Written problem: Rewrite the records from the first line through the line that contains "table-header-row: Day Task", inclusive, putting "Shop for groceries" in place of "Grocery shop" and keeping everything else the same.

- - - - - - -

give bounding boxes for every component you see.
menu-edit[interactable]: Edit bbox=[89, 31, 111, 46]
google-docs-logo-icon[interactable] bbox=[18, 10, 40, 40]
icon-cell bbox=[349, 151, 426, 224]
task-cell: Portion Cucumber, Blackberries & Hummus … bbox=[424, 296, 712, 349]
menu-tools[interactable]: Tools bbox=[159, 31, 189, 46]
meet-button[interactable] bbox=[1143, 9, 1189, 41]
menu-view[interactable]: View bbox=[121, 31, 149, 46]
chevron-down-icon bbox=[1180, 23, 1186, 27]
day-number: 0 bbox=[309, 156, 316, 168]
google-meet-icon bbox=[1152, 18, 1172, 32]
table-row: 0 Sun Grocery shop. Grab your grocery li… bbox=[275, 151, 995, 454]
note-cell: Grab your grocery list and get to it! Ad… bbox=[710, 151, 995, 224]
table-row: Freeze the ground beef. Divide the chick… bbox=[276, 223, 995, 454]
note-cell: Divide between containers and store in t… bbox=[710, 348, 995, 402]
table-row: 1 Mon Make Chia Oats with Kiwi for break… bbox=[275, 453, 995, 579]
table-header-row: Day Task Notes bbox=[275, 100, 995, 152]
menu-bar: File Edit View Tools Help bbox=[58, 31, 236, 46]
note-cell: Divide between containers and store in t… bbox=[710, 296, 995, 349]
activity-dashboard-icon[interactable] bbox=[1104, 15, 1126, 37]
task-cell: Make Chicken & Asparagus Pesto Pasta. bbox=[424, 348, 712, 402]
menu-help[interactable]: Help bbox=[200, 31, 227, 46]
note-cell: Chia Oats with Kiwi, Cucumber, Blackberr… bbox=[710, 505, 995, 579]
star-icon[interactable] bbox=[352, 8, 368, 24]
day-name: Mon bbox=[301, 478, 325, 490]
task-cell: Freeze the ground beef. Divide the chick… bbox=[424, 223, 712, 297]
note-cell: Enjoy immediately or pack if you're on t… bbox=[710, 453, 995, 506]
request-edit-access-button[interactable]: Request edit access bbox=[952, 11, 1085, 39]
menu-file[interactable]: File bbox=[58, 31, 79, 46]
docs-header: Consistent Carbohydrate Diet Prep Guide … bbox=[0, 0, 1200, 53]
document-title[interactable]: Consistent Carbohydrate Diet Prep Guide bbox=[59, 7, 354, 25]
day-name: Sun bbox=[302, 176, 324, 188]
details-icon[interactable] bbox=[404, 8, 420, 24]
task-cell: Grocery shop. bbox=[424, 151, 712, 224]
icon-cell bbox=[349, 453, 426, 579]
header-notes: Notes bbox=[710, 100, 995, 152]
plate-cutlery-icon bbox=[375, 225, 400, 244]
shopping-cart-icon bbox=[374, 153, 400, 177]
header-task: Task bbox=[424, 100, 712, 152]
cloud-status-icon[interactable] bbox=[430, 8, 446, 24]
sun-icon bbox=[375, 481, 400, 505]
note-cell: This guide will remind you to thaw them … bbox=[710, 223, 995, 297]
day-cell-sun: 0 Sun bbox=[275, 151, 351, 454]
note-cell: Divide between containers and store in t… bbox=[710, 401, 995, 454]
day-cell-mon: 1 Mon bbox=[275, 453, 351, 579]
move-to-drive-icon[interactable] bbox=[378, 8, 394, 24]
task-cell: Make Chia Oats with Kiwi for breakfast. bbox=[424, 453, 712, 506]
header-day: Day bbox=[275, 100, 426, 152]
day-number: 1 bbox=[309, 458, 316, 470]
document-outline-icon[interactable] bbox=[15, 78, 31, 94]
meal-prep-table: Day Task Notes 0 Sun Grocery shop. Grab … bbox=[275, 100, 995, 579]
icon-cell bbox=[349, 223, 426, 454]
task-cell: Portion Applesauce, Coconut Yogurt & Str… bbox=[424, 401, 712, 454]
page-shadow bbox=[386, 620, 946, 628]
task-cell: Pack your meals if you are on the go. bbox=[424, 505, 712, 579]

- - - - - - -

Result of the task:
give bounding boxes for every component you see.
menu-edit[interactable]: Edit bbox=[89, 31, 111, 46]
google-docs-logo-icon[interactable] bbox=[18, 10, 40, 40]
icon-cell bbox=[349, 151, 426, 224]
task-cell: Portion Cucumber, Blackberries & Hummus … bbox=[424, 296, 712, 349]
menu-tools[interactable]: Tools bbox=[159, 31, 189, 46]
meet-button[interactable] bbox=[1143, 9, 1189, 41]
menu-view[interactable]: View bbox=[121, 31, 149, 46]
chevron-down-icon bbox=[1180, 23, 1186, 27]
day-number: 0 bbox=[309, 156, 316, 168]
google-meet-icon bbox=[1152, 18, 1172, 32]
table-row: 0 Sun Shop for groceries. Grab your grocery li… bbox=[275, 151, 995, 454]
note-cell: Grab your grocery list and get to it! Ad… bbox=[710, 151, 995, 224]
table-row: Freeze the ground beef. Divide the chick… bbox=[276, 223, 995, 454]
note-cell: Divide between containers and store in t… bbox=[710, 348, 995, 402]
table-row: 1 Mon Make Chia Oats with Kiwi for break… bbox=[275, 453, 995, 579]
table-header-row: Day Task Notes bbox=[275, 100, 995, 152]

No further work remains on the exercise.